__YOUR GOAL__: Copy nothing before the line that contains "Type out the text in this image."; from there, transcribe each line exactly through the end of the material, omitting pictures.

Records from a dataset:
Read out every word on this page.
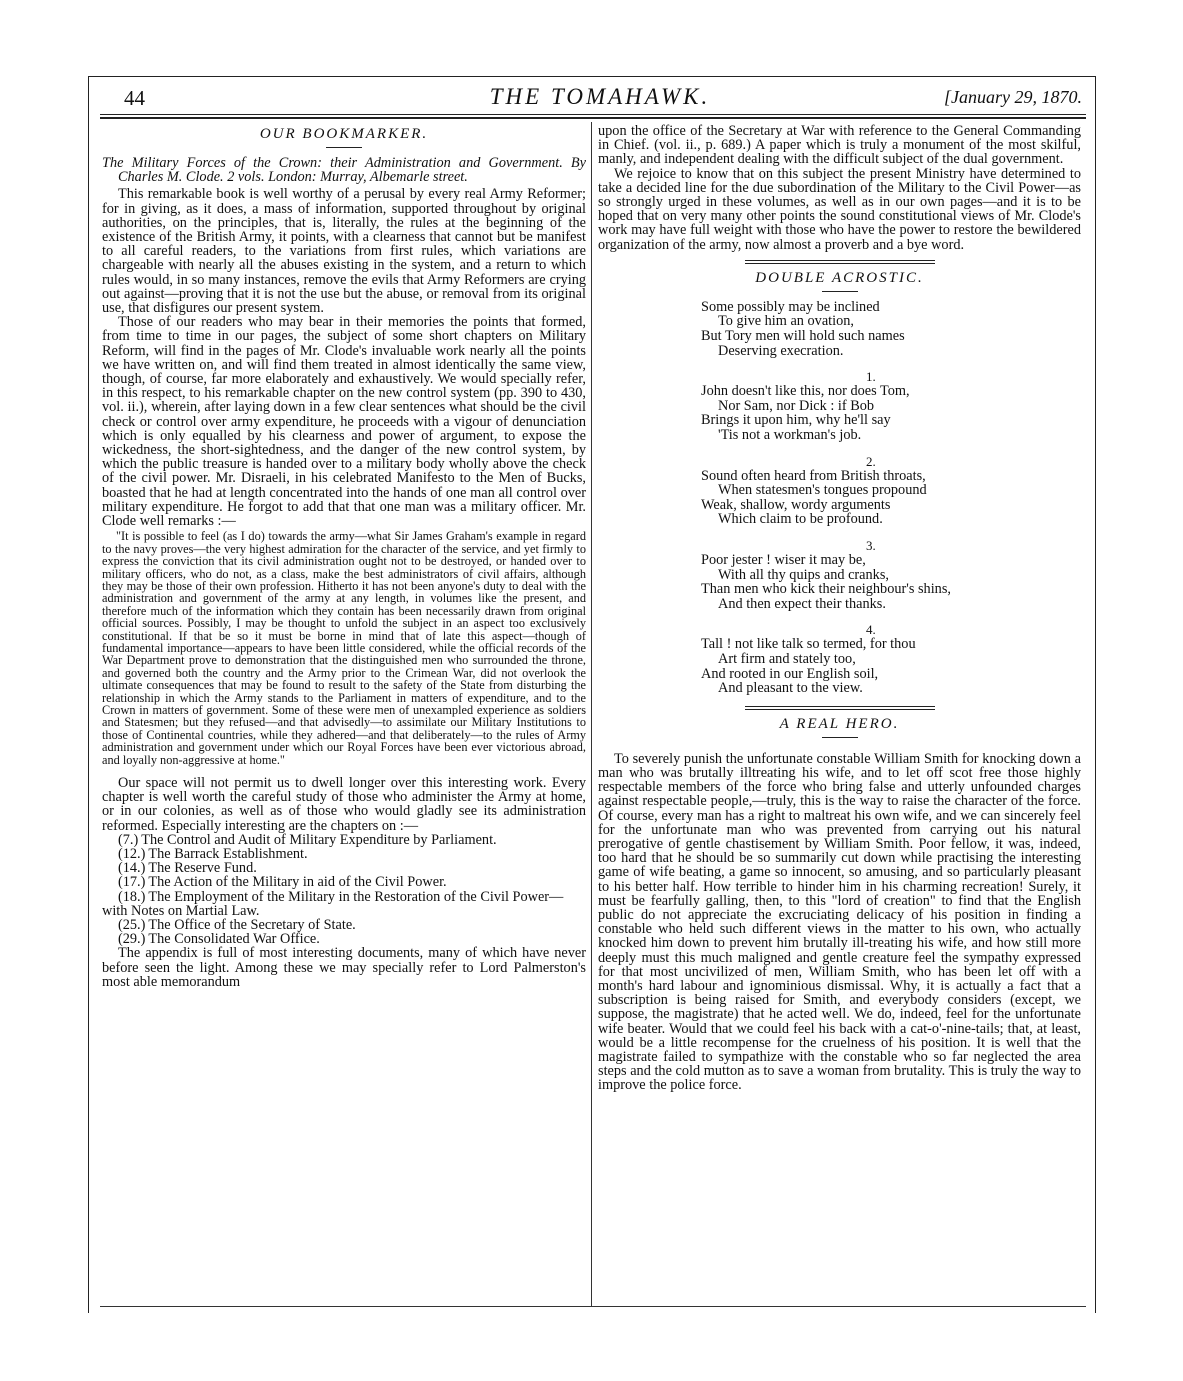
44	THE TOMAHAWK.	[January 29, 1870.
OUR BOOKMARKER.

The Military Forces of the Crown: their Administration and Government. By Charles M. Clode. 2 vols. London: Murray, Albemarle street.

This remarkable book is well worthy of a perusal by every real Army Reformer; for in giving, as it does, a mass of information, supported throughout by original authorities, on the principles, that is, literally, the rules at the beginning of the existence of the British Army, it points, with a clearness that cannot but be manifest to all careful readers, to the variations from first rules, which variations are chargeable with nearly all the abuses existing in the system, and a return to which rules would, in so many instances, remove the evils that Army Reformers are crying out against—proving that it is not the use but the abuse, or removal from its original use, that disfigures our present system.

Those of our readers who may bear in their memories the points that formed, from time to time in our pages, the subject of some short chapters on Military Reform, will find in the pages of Mr. Clode's invaluable work nearly all the points we have written on, and will find them treated in almost identically the same view, though, of course, far more elaborately and exhaustively. We would specially refer, in this respect, to his remarkable chapter on the new control system (pp. 390 to 430, vol. ii.), wherein, after laying down in a few clear sentences what should be the civil check or control over army expenditure, he proceeds with a vigour of denunciation which is only equalled by his clearness and power of argument, to expose the wickedness, the short-sightedness, and the danger of the new control system, by which the public treasure is handed over to a military body wholly above the check of the civil power. Mr. Disraeli, in his celebrated Manifesto to the Men of Bucks, boasted that he had at length concentrated into the hands of one man all control over military expenditure. He forgot to add that that one man was a military officer. Mr. Clode well remarks :—

"It is possible to feel (as I do) towards the army—what Sir James Graham's example in regard to the navy proves—the very highest admiration for the character of the service, and yet firmly to express the conviction that its civil administration ought not to be destroyed, or handed over to military officers, who do not, as a class, make the best administrators of civil affairs, although they may be those of their own profession. Hitherto it has not been anyone's duty to deal with the administration and government of the army at any length, in volumes like the present, and therefore much of the information which they contain has been necessarily drawn from original official sources. Possibly, I may be thought to unfold the subject in an aspect too exclusively constitutional. If that be so it must be borne in mind that of late this aspect—though of fundamental importance—appears to have been little considered, while the official records of the War Department prove to demonstration that the distinguished men who surrounded the throne, and governed both the country and the Army prior to the Crimean War, did not overlook the ultimate consequences that may be found to result to the safety of the State from disturbing the relationship in which the Army stands to the Parliament in matters of expenditure, and to the Crown in matters of government. Some of these were men of unexampled experience as soldiers and Statesmen; but they refused—and that advisedly—to assimilate our Military Institutions to those of Continental countries, while they adhered—and that deliberately—to the rules of Army administration and government under which our Royal Forces have been ever victorious abroad, and loyally non-aggressive at home."

Our space will not permit us to dwell longer over this interesting work. Every chapter is well worth the careful study of those who administer the Army at home, or in our colonies, as well as of those who would gladly see its administration reformed. Especially interesting are the chapters on :—

(7.) The Control and Audit of Military Expenditure by Parliament.

(12.) The Barrack Establishment.

(14.) The Reserve Fund.

(17.) The Action of the Military in aid of the Civil Power.

(18.) The Employment of the Military in the Restoration of the Civil Power—with Notes on Martial Law.

(25.) The Office of the Secretary of State.

(29.) The Consolidated War Office.

The appendix is full of most interesting documents, many of which have never before seen the light. Among these we may specially refer to Lord Palmerston's most able memorandum

upon the office of the Secretary at War with reference to the General Commanding in Chief. (vol. ii., p. 689.) A paper which is truly a monument of the most skilful, manly, and independent dealing with the difficult subject of the dual government.

We rejoice to know that on this subject the present Ministry have determined to take a decided line for the due subordination of the Military to the Civil Power—as so strongly urged in these volumes, as well as in our own pages—and it is to be hoped that on very many other points the sound constitutional views of Mr. Clode's work may have full weight with those who have the power to restore the bewildered organization of the army, now almost a proverb and a bye word.

DOUBLE ACROSTIC.
Some possibly may be inclined
To give him an ovation,
But Tory men will hold such names
Deserving execration.
1.
John doesn't like this, nor does Tom,
Nor Sam, nor Dick : if Bob
Brings it upon him, why he'll say
'Tis not a workman's job.
2.
Sound often heard from British throats,
When statesmen's tongues propound
Weak, shallow, wordy arguments
Which claim to be profound.
3.
Poor jester ! wiser it may be,
With all thy quips and cranks,
Than men who kick their neighbour's shins,
And then expect their thanks.
4.
Tall ! not like talk so termed, for thou
Art firm and stately too,
And rooted in our English soil,
And pleasant to the view.
A REAL HERO.

To severely punish the unfortunate constable William Smith for knocking down a man who was brutally illtreating his wife, and to let off scot free those highly respectable members of the force who bring false and utterly unfounded charges against respectable people,—truly, this is the way to raise the character of the force. Of course, every man has a right to maltreat his own wife, and we can sincerely feel for the unfortunate man who was prevented from carrying out his natural prerogative of gentle chastisement by William Smith. Poor fellow, it was, indeed, too hard that he should be so summarily cut down while practising the interesting game of wife beating, a game so innocent, so amusing, and so particularly pleasant to his better half. How terrible to hinder him in his charming recreation! Surely, it must be fearfully galling, then, to this "lord of creation" to find that the English public do not appreciate the excruciating delicacy of his position in finding a constable who held such different views in the matter to his own, who actually knocked him down to prevent him brutally ill-treating his wife, and how still more deeply must this much maligned and gentle creature feel the sympathy expressed for that most uncivilized of men, William Smith, who has been let off with a month's hard labour and ignominious dismissal. Why, it is actually a fact that a subscription is being raised for Smith, and everybody considers (except, we suppose, the magistrate) that he acted well. We do, indeed, feel for the unfortunate wife beater. Would that we could feel his back with a cat-o'-nine-tails; that, at least, would be a little recompense for the cruelness of his position. It is well that the magistrate failed to sympathize with the constable who so far neglected the area steps and the cold mutton as to save a woman from brutality. This is truly the way to improve the police force.
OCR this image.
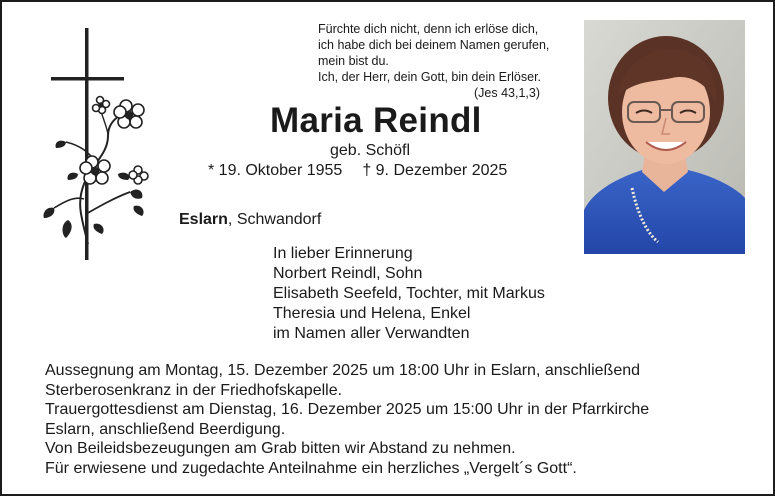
Fürchte dich nicht, denn ich erlöse dich,
ich habe dich bei deinem Namen gerufen,
mein bist du.
Ich, der Herr, dein Gott, bin dein Erlöser.
(Jes 43,1,3)
Maria Reindl
geb. Schöfl
* 19. Oktober 1955 † 9. Dezember 2025
Eslarn, Schwandorf
In lieber Erinnerung
Norbert Reindl, Sohn
Elisabeth Seefeld, Tochter, mit Markus
Theresia und Helena, Enkel
im Namen aller Verwandten
Aussegnung am Montag, 15. Dezember 2025 um 18:00 Uhr in Eslarn, anschließend
Sterberosenkranz in der Friedhofskapelle.
Trauergottesdienst am Dienstag, 16. Dezember 2025 um 15:00 Uhr in der Pfarrkirche
Eslarn, anschließend Beerdigung.
Von Beileidsbezeugungen am Grab bitten wir Abstand zu nehmen.
Für erwiesene und zugedachte Anteilnahme ein herzliches „Vergelt´s Gott“.
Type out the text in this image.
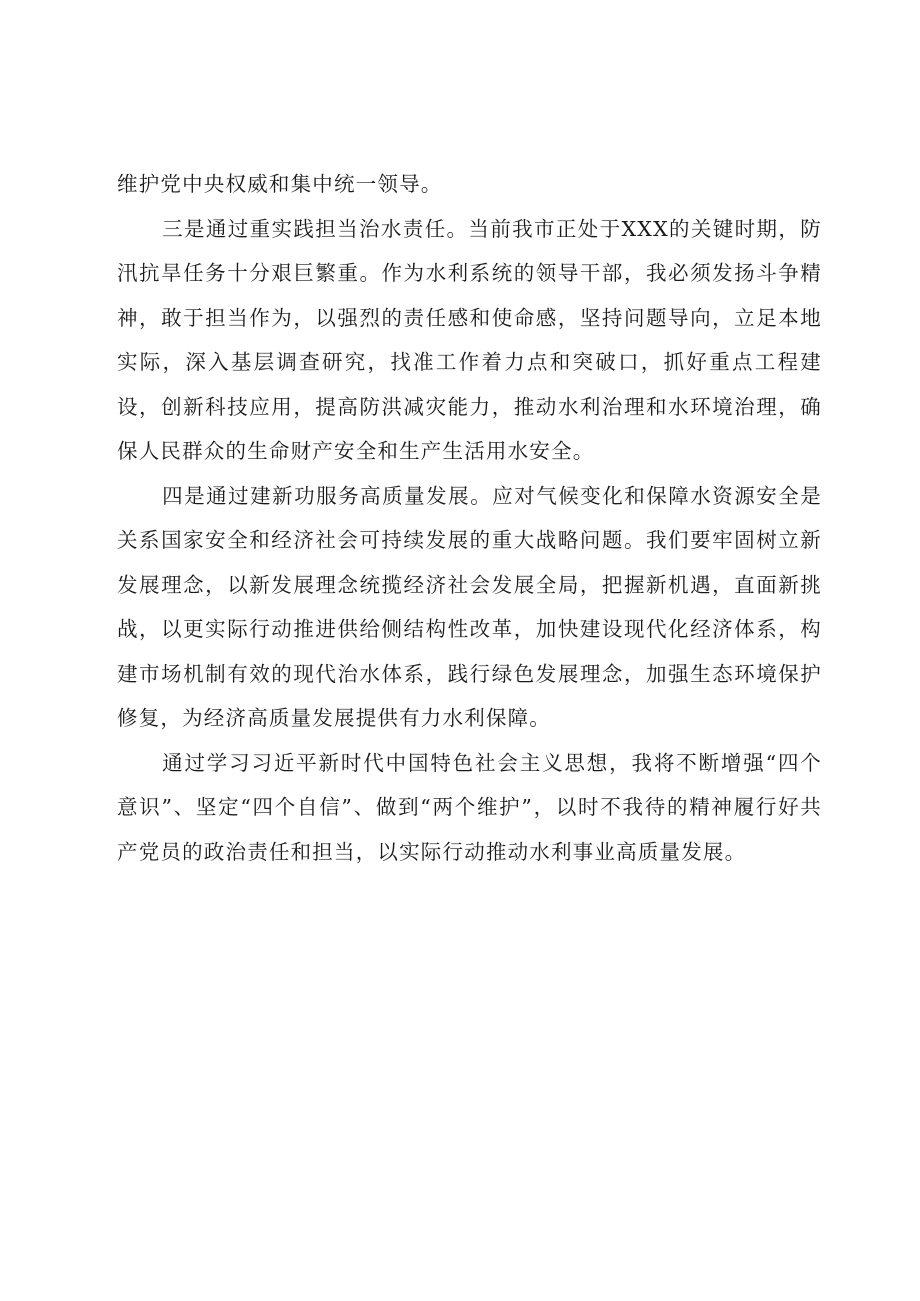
维护党中央权威和集中统一领导。

三是通过重实践担当治水责任。当前我市正处于XXX的关键时期，防汛抗旱任务十分艰巨繁重。作为水利系统的领导干部，我必须发扬斗争精神，敢于担当作为，以强烈的责任感和使命感，坚持问题导向，立足本地实际，深入基层调查研究，找准工作着力点和突破口，抓好重点工程建设，创新科技应用，提高防洪减灾能力，推动水利治理和水环境治理，确保人民群众的生命财产安全和生产生活用水安全。

四是通过建新功服务高质量发展。应对气候变化和保障水资源安全是关系国家安全和经济社会可持续发展的重大战略问题。我们要牢固树立新发展理念，以新发展理念统揽经济社会发展全局，把握新机遇，直面新挑战，以更实际行动推进供给侧结构性改革，加快建设现代化经济体系，构建市场机制有效的现代治水体系，践行绿色发展理念，加强生态环境保护修复，为经济高质量发展提供有力水利保障。

通过学习习近平新时代中国特色社会主义思想，我将不断增强“四个意识”、坚定“四个自信”、做到“两个维护”，以时不我待的精神履行好共产党员的政治责任和担当，以实际行动推动水利事业高质量发展。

__RESPONSE TO THIS EXERCISE__:
Type out the text in this image.
维护党中央权威和集中统一领导。

三是通过重实践担当治水责任。当前我市正处于XXX的关键时期，防汛抗旱任务十分艰巨繁重。作为水利系统的领导干部，我必须发扬斗争精神，敢于担当作为，以强烈的责任感和使命感，坚持问题导向，立足本地实际，深入基层调查研究，找准工作着力点和突破口，抓好重点工程建设，创新科技应用，提高防洪减灾能力，推动水利治理和水环境治理，确保人民群众的生命财产安全和生产生活用水安全。

四是通过建新功服务高质量发展。应对气候变化和保障水资源安全是关系国家安全和经济社会可持续发展的重大战略问题。我们要牢固树立新发展理念，以新发展理念统揽经济社会发展全局，把握新机遇，直面新挑战，以更实际行动推进供给侧结构性改革，加快建设现代化经济体系，构建市场机制有效的现代治水体系，践行绿色发展理念，加强生态环境保护修复，为经济高质量发展提供有力水利保障。

通过学习习近平新时代中国特色社会主义思想，我将不断增强“四个意识”、坚定“四个自信”、做到“两个维护”，以时不我待的精神履行好共产党员的政治责任和担当，以实际行动推动水利事业高质量发展。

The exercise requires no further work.